THE RECORDS:
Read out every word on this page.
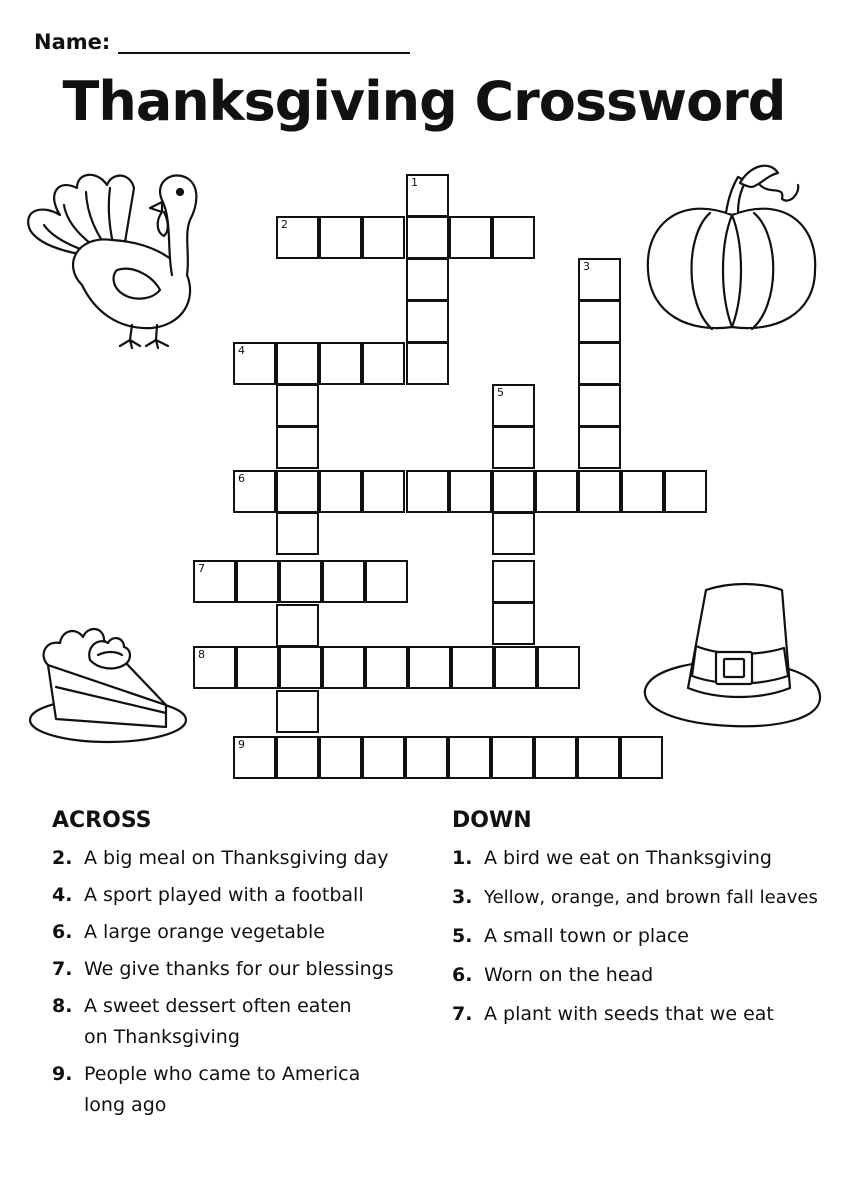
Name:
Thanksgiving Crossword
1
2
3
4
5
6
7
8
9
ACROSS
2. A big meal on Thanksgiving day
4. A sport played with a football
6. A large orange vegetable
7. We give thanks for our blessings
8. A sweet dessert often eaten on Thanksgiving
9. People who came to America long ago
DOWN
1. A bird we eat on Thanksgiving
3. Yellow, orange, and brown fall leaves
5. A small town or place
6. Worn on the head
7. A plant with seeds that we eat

YOUR INSTRUCTIONS: Output every entry word for word, but omit the pictures.

ANSWER TO THIS TASK:
Read out every word on this page.
Name:
Thanksgiving Crossword
1
2
3
4
5
6
7
8
9
ACROSS
2. A big meal on Thanksgiving day
4. A sport played with a football
6. A large orange vegetable
7. We give thanks for our blessings
8. A sweet dessert often eaten on Thanksgiving
9. People who came to America long ago
DOWN
1. A bird we eat on Thanksgiving
3. Yellow, orange, and brown fall leaves
5. A small town or place
6. Worn on the head
7. A plant with seeds that we eat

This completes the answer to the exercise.